Supplied material.
--*--
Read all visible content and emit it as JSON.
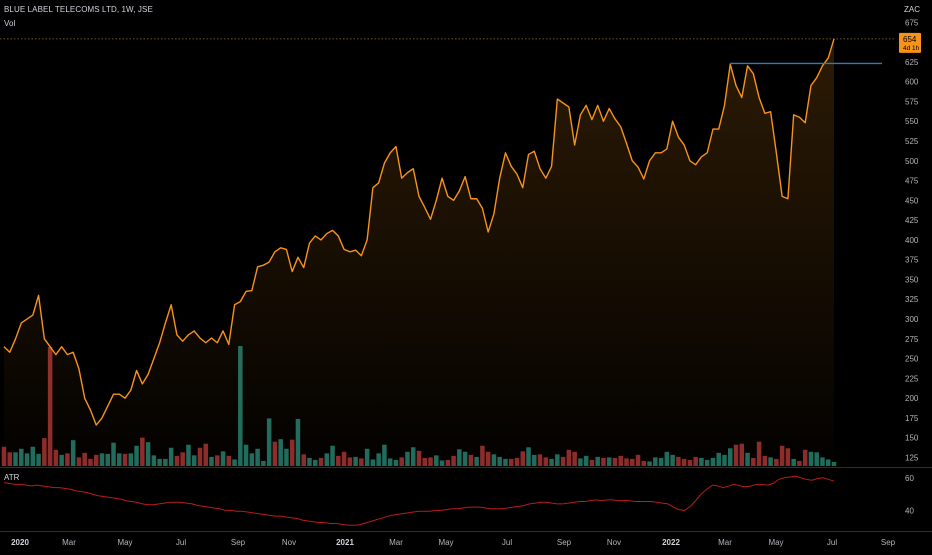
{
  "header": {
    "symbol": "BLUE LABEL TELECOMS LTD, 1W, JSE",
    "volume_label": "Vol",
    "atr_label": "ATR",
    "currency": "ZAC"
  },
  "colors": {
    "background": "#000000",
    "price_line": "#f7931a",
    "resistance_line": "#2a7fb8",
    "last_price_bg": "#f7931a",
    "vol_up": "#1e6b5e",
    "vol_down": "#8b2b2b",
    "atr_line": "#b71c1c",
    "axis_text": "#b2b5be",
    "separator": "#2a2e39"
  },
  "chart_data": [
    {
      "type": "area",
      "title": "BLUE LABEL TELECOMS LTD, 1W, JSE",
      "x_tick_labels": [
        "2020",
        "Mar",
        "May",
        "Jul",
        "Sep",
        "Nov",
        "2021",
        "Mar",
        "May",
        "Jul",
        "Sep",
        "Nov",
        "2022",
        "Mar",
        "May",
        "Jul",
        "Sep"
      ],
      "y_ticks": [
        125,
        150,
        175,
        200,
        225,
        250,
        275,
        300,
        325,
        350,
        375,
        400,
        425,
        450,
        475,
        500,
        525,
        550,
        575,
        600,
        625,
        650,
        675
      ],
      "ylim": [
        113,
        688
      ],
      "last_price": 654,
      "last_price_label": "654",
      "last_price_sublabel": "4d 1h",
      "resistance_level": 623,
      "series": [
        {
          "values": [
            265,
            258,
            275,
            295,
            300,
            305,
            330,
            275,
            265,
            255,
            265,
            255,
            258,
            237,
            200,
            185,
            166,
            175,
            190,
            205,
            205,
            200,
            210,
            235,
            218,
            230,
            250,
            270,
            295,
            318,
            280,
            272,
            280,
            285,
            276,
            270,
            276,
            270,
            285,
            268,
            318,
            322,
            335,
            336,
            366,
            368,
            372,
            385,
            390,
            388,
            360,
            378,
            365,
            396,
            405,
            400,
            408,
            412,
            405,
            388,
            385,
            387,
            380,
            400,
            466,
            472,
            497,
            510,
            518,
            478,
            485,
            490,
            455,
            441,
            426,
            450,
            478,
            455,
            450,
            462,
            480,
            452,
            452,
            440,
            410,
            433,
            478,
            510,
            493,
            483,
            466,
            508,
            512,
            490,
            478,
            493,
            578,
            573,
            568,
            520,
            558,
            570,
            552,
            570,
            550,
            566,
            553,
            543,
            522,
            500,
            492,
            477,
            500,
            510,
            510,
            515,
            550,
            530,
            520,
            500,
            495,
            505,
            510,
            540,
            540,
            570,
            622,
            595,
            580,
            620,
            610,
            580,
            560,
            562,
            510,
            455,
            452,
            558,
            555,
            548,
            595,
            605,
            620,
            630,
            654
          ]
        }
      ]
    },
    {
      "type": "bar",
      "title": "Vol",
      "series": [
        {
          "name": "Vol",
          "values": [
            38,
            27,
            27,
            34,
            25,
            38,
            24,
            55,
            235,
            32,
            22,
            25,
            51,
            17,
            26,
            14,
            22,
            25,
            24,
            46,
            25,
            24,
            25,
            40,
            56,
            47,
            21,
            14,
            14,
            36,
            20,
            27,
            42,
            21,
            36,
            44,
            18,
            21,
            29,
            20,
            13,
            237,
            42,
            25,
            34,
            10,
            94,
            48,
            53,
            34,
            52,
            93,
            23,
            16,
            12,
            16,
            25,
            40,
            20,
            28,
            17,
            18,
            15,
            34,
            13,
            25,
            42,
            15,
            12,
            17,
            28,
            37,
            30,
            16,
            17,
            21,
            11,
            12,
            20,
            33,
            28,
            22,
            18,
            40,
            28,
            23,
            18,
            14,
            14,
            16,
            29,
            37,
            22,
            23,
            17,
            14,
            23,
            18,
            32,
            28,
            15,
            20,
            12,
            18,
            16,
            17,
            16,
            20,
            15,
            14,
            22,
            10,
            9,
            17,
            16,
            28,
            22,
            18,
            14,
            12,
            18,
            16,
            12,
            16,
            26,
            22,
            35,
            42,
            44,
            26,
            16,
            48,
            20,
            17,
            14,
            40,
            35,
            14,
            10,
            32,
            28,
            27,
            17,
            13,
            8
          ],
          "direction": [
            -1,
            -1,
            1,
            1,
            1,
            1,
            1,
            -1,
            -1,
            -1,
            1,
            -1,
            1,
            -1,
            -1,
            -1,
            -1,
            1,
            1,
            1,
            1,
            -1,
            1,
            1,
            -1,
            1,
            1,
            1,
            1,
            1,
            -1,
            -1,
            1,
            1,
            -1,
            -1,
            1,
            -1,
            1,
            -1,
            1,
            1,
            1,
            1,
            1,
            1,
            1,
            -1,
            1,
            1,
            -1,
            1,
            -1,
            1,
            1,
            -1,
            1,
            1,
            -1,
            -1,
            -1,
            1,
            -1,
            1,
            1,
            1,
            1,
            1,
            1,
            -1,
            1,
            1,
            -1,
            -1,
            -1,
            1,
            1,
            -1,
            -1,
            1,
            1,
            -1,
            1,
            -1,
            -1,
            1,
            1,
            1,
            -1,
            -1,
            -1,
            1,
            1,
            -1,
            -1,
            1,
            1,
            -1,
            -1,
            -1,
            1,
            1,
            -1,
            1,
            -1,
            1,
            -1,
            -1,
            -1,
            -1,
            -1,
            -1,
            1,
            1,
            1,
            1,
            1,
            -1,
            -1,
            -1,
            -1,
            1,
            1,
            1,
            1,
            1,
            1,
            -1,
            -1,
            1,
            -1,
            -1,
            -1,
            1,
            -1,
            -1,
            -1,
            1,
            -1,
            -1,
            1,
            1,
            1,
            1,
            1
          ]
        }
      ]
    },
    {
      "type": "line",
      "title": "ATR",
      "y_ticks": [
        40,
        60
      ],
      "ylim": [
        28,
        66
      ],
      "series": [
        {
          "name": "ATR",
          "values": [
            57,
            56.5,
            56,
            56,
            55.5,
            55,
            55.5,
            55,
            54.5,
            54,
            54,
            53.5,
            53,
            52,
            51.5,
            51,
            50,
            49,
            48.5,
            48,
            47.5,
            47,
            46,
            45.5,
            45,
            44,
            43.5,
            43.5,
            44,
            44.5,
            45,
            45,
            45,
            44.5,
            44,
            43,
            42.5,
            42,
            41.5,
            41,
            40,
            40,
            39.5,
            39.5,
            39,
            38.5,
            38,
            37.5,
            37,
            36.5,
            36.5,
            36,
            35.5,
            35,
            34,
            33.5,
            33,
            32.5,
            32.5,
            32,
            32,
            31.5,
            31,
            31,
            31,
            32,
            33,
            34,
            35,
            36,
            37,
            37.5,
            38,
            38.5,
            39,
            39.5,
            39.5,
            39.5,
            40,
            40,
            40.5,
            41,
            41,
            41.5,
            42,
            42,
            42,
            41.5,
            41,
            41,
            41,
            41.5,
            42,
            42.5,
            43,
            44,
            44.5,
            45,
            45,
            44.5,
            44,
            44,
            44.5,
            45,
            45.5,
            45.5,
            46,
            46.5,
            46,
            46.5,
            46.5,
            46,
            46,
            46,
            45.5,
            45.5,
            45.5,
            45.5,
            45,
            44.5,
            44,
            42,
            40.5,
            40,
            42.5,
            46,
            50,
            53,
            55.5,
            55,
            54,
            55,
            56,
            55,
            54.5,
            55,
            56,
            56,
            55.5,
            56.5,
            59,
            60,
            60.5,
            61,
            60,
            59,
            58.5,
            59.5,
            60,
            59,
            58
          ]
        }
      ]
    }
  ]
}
--*--
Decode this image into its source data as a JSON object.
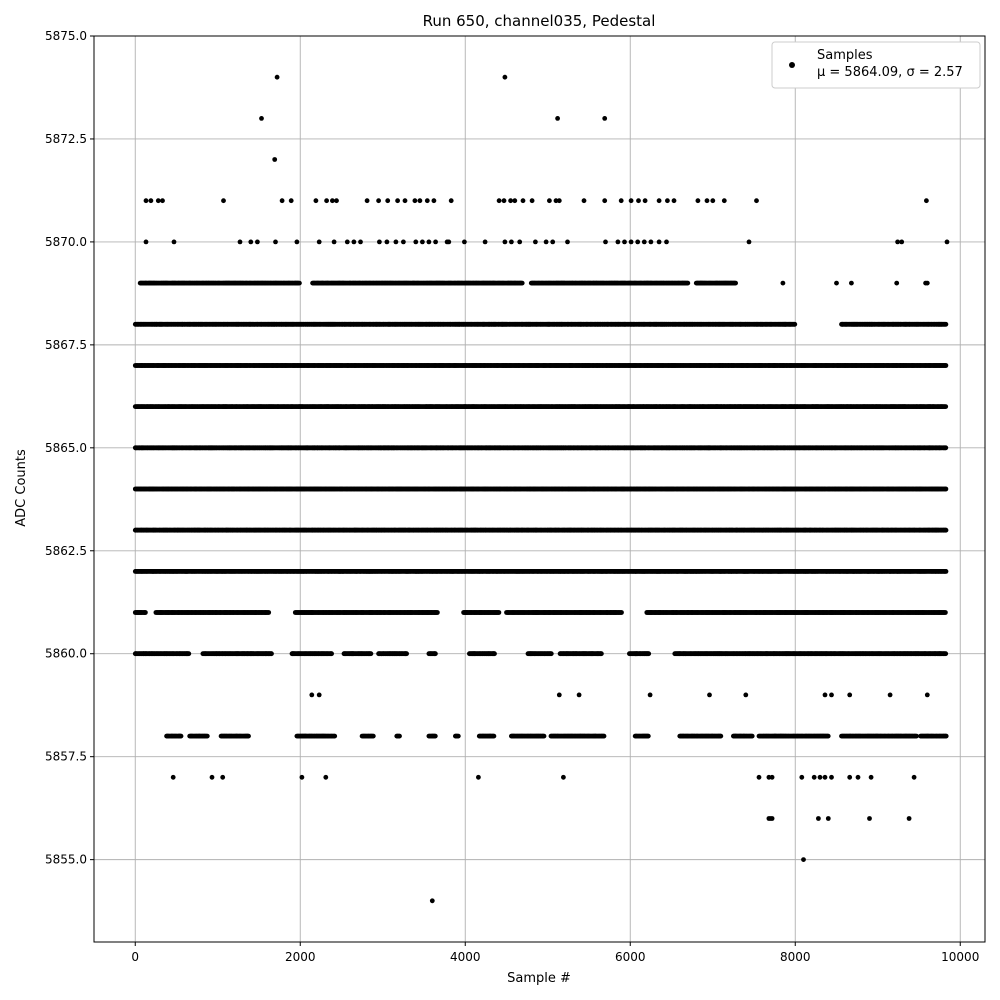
--*--
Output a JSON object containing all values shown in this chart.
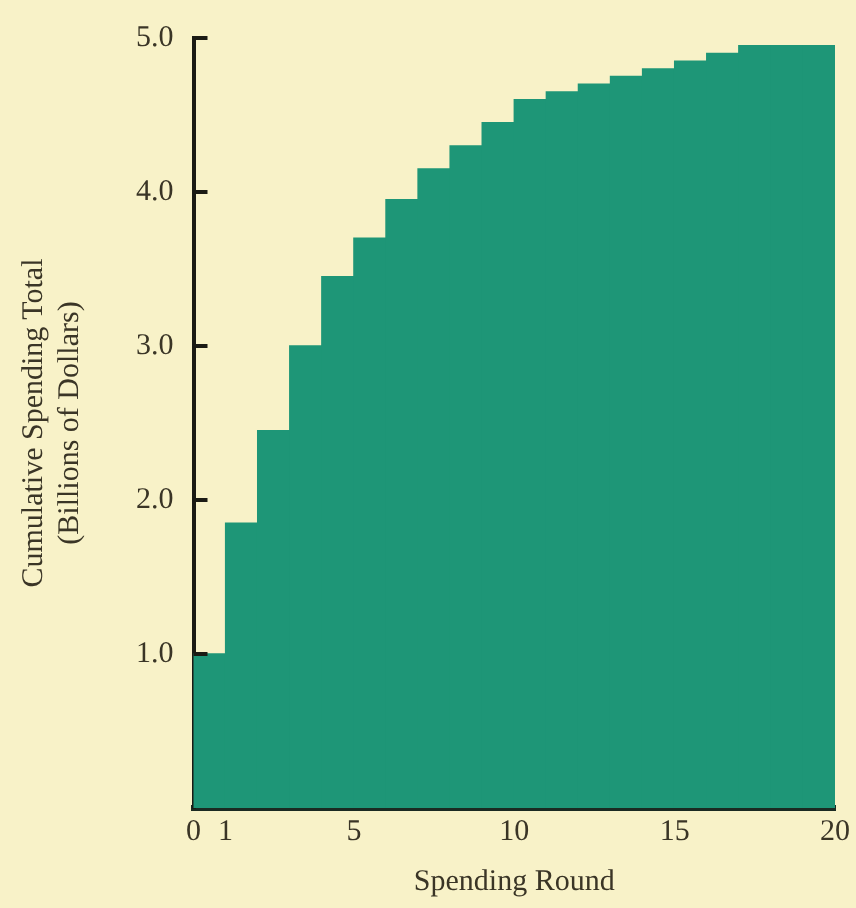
--*--
What to do. All lines of the data above that include the word "this" must be shown.

Reply.
Decode this image into its source data as a JSON object.
Output a JSON object containing all values shown in this chart.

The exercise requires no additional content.